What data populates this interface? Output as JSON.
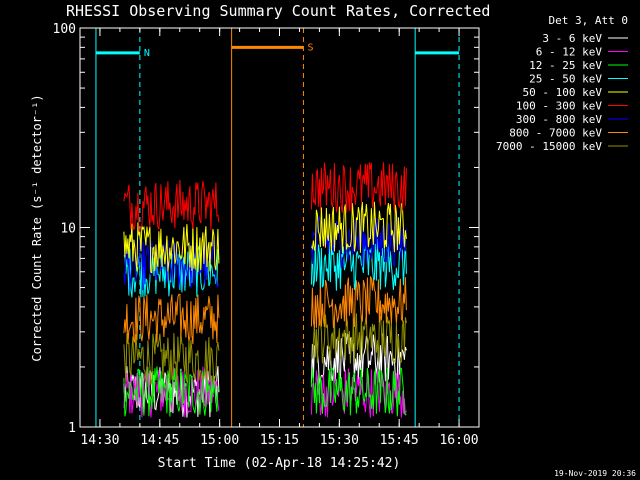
{
  "chart_data": {
    "type": "line",
    "title": "RHESSI Observing Summary Count Rates, Corrected",
    "xlabel": "Start Time (02-Apr-18 14:25:42)",
    "ylabel": "Corrected Count Rate (s⁻¹ detector⁻¹)",
    "yscale": "log",
    "ylim": [
      1,
      100
    ],
    "xlim_minutes_after_1430": [
      -5,
      95
    ],
    "x_ticks": [
      "14:30",
      "14:45",
      "15:00",
      "15:15",
      "15:30",
      "15:45",
      "16:00"
    ],
    "y_ticks": [
      "1",
      "10",
      "100"
    ],
    "legend_header": "Det 3, Att 0",
    "legend_position": "top-right",
    "footer_date": "19-Nov-2019 20:36",
    "series": [
      {
        "name": "3 - 6 keV",
        "color": "#ffffff"
      },
      {
        "name": "6 - 12 keV",
        "color": "#ff00ff"
      },
      {
        "name": "12 - 25 keV",
        "color": "#00ff00"
      },
      {
        "name": "25 - 50 keV",
        "color": "#00ffff"
      },
      {
        "name": "50 - 100 keV",
        "color": "#ffff00"
      },
      {
        "name": "100 - 300 keV",
        "color": "#ff0000"
      },
      {
        "name": "300 - 800 keV",
        "color": "#0000ff"
      },
      {
        "name": "800 - 7000 keV",
        "color": "#ff8800"
      },
      {
        "name": "7000 - 15000 keV",
        "color": "#909000"
      }
    ],
    "data_intervals": [
      {
        "start": "14:36",
        "end": "15:00",
        "levels": {
          "3 - 6 keV": 1.5,
          "6 - 12 keV": 1.5,
          "12 - 25 keV": 1.5,
          "25 - 50 keV": 6,
          "50 - 100 keV": 8,
          "100 - 300 keV": 13,
          "300 - 800 keV": 6.5,
          "800 - 7000 keV": 3.5,
          "7000 - 15000 keV": 2.2
        }
      },
      {
        "start": "15:23",
        "end": "15:47",
        "levels": {
          "3 - 6 keV": 2.2,
          "6 - 12 keV": 1.5,
          "12 - 25 keV": 1.5,
          "25 - 50 keV": 6.5,
          "50 - 100 keV": 10,
          "100 - 300 keV": 16,
          "300 - 800 keV": 8.5,
          "800 - 7000 keV": 4.2,
          "7000 - 15000 keV": 2.8
        }
      }
    ],
    "flag_bars": [
      {
        "label": "N",
        "color": "#00ffff",
        "level": 75,
        "start": "14:29",
        "end": "14:40"
      },
      {
        "label": "",
        "color": "#00ffff",
        "level": 75,
        "start": "15:49",
        "end": "16:00"
      },
      {
        "label": "S",
        "color": "#ff8800",
        "level": 80,
        "start": "15:03",
        "end": "15:21"
      }
    ],
    "vertical_markers": [
      {
        "time": "14:29",
        "color": "#00ffff",
        "style": "solid"
      },
      {
        "time": "14:40",
        "color": "#00ffff",
        "style": "dashed"
      },
      {
        "time": "15:03",
        "color": "#ff8800",
        "style": "solid"
      },
      {
        "time": "15:21",
        "color": "#ff8800",
        "style": "dashed"
      },
      {
        "time": "15:49",
        "color": "#00ffff",
        "style": "solid"
      },
      {
        "time": "16:00",
        "color": "#00ffff",
        "style": "dashed"
      }
    ]
  }
}
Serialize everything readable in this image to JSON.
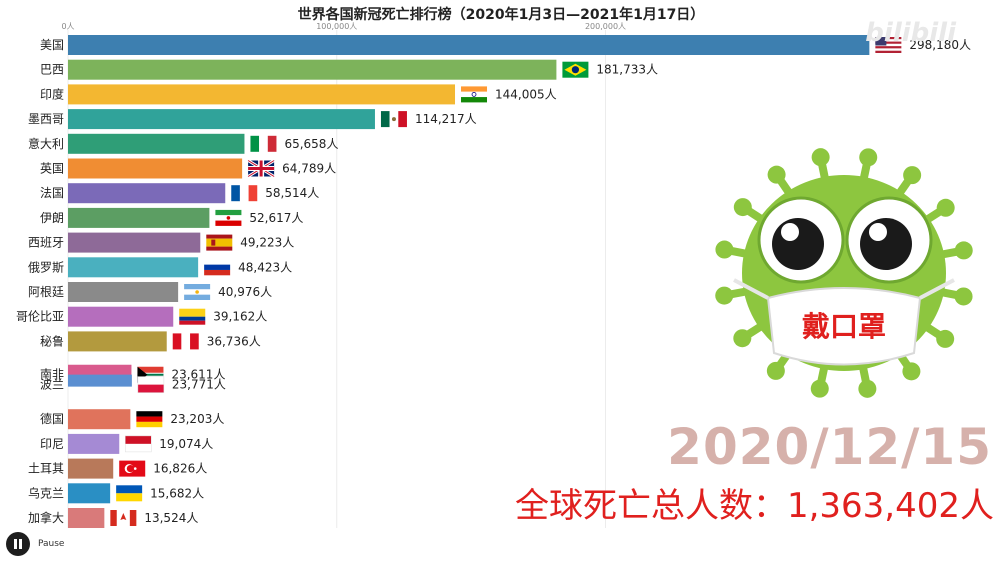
{
  "chart_data": {
    "type": "bar",
    "orientation": "horizontal",
    "title": "世界各国新冠死亡排行榜（2020年1月3日—2021年1月17日）",
    "x_ticks": [
      "0人",
      "100,000人",
      "200,000人"
    ],
    "x_tick_values": [
      0,
      100000,
      200000
    ],
    "xlim": [
      0,
      320000
    ],
    "categories": [
      "美国",
      "巴西",
      "印度",
      "墨西哥",
      "意大利",
      "英国",
      "法国",
      "伊朗",
      "西班牙",
      "俄罗斯",
      "阿根廷",
      "哥伦比亚",
      "秘鲁",
      "南非",
      "波兰",
      "德国",
      "印尼",
      "土耳其",
      "乌克兰",
      "加拿大"
    ],
    "values": [
      298180,
      181733,
      144005,
      114217,
      65658,
      64789,
      58514,
      52617,
      49223,
      48423,
      40976,
      39162,
      36736,
      23611,
      23771,
      23203,
      19074,
      16826,
      15682,
      13524
    ],
    "value_labels": [
      "298,180人",
      "181,733人",
      "144,005人",
      "114,217人",
      "65,658人",
      "64,789人",
      "58,514人",
      "52,617人",
      "49,223人",
      "48,423人",
      "40,976人",
      "39,162人",
      "36,736人",
      "23,611人",
      "23,771人",
      "23,203人",
      "19,074人",
      "16,826人",
      "15,682人",
      "13,524人"
    ],
    "colors": [
      "#3d7fb0",
      "#7db35b",
      "#f3b731",
      "#30a39a",
      "#2f9e77",
      "#f08d33",
      "#7b6ab8",
      "#5c9e63",
      "#8e6a98",
      "#4ab0bf",
      "#8a8a8a",
      "#b56ebd",
      "#b39a3e",
      "#d95a8d",
      "#5b8fd1",
      "#e0735c",
      "#a58ad4",
      "#b8795a",
      "#2a8fc4",
      "#d97a7a"
    ],
    "flags": [
      "us-flag",
      "brazil-flag",
      "india-flag",
      "mexico-flag",
      "italy-flag",
      "uk-flag",
      "france-flag",
      "iran-flag",
      "spain-flag",
      "russia-flag",
      "argentina-flag",
      "colombia-flag",
      "peru-flag",
      "south-africa-flag",
      "poland-flag",
      "germany-flag",
      "indonesia-flag",
      "turkey-flag",
      "ukraine-flag",
      "canada-flag"
    ],
    "grid": true,
    "legend": "none"
  },
  "overlay": {
    "mask_text": "戴口罩",
    "date": "2020/12/15",
    "total_label": "全球死亡总人数：",
    "total_value": "1,363,402人"
  },
  "controls": {
    "pause_label": "Pause"
  },
  "watermark": "bilibili"
}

-- EXERCISE DIRECTIONS --
Copy every line of the material in which the word "Count" occurs.

-- FINISHED EXERCISE --
    "title": "RHESSI Observing Summary Count Rates, Corrected",
    "ylabel": "Corrected Count Rate (s⁻¹ detector⁻¹)",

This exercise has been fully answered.